▸ **Exercise brief**
Select the lines below containing the word "menu".
** Start **
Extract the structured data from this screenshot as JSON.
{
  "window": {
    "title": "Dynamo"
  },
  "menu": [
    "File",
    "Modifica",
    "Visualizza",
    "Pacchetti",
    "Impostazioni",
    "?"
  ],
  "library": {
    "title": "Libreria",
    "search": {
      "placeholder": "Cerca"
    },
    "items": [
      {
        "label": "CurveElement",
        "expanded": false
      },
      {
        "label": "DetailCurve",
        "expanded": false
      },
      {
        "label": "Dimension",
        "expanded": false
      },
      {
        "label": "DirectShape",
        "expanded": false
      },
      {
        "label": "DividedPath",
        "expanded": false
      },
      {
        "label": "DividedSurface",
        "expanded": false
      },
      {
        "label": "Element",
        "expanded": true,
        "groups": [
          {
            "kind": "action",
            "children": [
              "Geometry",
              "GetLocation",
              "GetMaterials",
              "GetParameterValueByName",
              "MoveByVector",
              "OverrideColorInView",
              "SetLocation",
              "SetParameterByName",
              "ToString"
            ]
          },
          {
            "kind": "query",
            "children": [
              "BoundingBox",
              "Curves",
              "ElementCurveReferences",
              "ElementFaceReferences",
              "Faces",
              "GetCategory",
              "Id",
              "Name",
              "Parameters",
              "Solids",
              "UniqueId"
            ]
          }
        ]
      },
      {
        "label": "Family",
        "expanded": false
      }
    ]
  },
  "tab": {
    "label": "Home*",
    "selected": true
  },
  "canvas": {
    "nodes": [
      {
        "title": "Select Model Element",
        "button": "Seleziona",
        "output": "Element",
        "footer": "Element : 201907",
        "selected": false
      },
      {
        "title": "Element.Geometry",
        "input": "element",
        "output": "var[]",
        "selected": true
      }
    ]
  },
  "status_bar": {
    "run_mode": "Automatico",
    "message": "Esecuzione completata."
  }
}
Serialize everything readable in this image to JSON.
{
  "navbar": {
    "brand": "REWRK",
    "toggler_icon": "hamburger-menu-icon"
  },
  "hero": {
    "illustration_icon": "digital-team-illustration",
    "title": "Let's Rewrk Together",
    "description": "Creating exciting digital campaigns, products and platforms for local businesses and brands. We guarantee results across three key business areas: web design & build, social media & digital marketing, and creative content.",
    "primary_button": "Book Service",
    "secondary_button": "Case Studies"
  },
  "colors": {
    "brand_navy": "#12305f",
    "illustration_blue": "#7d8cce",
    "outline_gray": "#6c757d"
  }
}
** End **
▸ **Completed exercise**
  "menu": [
    "toggler_icon": "hamburger-menu-icon"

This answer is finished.